**SOURCE TEXT:**

◇ ◇ ◇ ◇ ◇ ◇ ◇

Four key assumptions guide how to interpret narratives.
When Your Text Is a Story
Image: Catherine Falls Commercial / Getty

How do we preach a story, anyway? Simply tell it from beginning to end and then make application? Break the story into parts with lessons for each? Can we approach the process as we might a New Testament epistle, distilling general principles and preaching deductively? Paul Borden says, Absolutely not! We must interpret and preach narrative texts in a unique manner. Paul Borden looks at how to preach narrative texts in a way that honors story form.

When Mommy or Daddy began, "Once upon a time," we listened. We learned early that stories caused us to stop what we were doing and to pay attention to the storyteller. Instinctively we knew we lived life in narrative. Story, like breathing or thinking, is an intrinsic part of our existence. We daydream, plot, criticize, hope, and visualize ambitions in story form. No one lives life deductively.

Perhaps this is why our Creator designed much of biblical revelation to be written in story form. Jesus Christ, who preached didactic sermons and taught deductively, was also well known for his stories. The human authors God employed to instruct the church about Jesus Christ's life and ministry thought it wise to choose story as their predominate means of communication.

Yet today the preponderance of sermons, especially those preached by individuals who champion biblical authority and integrity, are not given in story form and are seldom based on narrative passages. There often appears to be a studied avoidance of narrative combined with a rhetorical form that communicates ineffectively to audiences saturated by an electronic media.

Why We Rarely Preach Stories

I believe there are at least two major reasons for the paradox. First, preachers are convinced that abstract truth cannot be communicated well in story form. Second, many preachers are not trained to discover the big idea of a story and then communicate that story without violating the narrative genre.

The reason preachers often fail to value stories as media of theological and biblical truth is that our literate technological culture has convinced us that truth cannot be communicated in this manner. Stories may be used to illustrate truth but not communicate it.

While analytical and logical presentation are sometimes required and beneficial, preachers should recognize that the screenwriter and director do more to influence today's North American culture than the philosopher. Perhaps this is why story seems to be God's favorite medium of written revelation. Perhaps he understood that the storyteller communicates truth more widely than the theologian.

The second reason many preachers either avoid stories or handle them poorly is due to poor modeling and training. In the past, preachers tended to treat stories as allegories or illustrations of preconceived theological ideas gained from didactic passages. Such preachers did not understand narrative literature and were not taught to interpret it. This lack of training continues to the present. Seminaries seldom if ever offer required courses in the exegesis and preaching of stories. Most require exegetical courses focused on didactic material, which do not train students to understand and communicate narrative literature. In fact, frequently the methodologies that enable us to understand didactic literature inhibit us from understanding narrative literature.

◇ ◇ ◇ ◇ ◇ ◇ ◇

**PROVIDED MATERIAL:**
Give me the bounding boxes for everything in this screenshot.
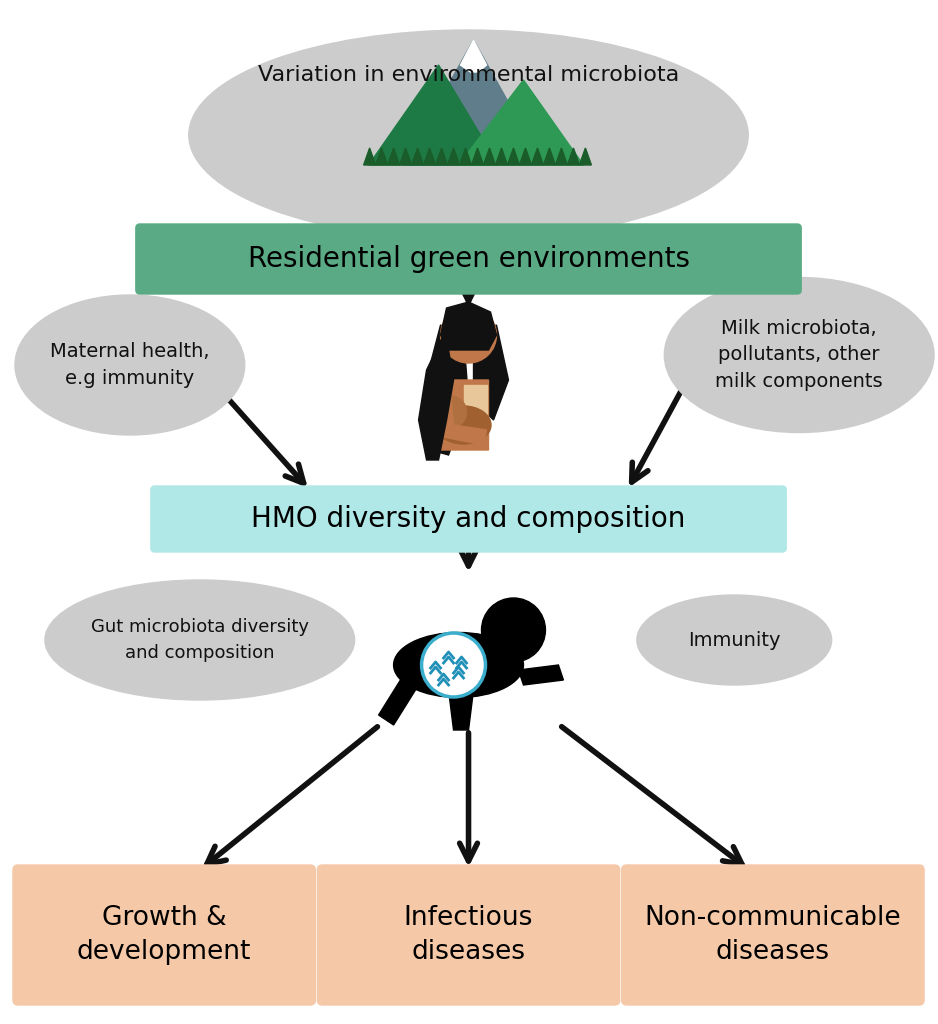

◇ ◇ ◇ ◇ ◇ ◇ ◇

**TO DO:**
1) Name every activity the article on preaching narrative texts says we carry out in story form.
2) Summarize the article on preaching narrative texts in two sentences.
Work only from the text on preaching narrative texts, not from the material.

**ANSWERS FOR THIS EXERCISE:**
1) Daydreaming, plotting, criticizing, hoping, and visualizing ambitions.

2) Much of biblical revelation is written in story form, yet most sermons today are not given in story form and are seldom based on narrative passages. The author gives two reasons: preachers are convinced that abstract truth cannot be communicated well in story form, and many are not trained to discover a story's big idea and communicate it without violating the narrative genre.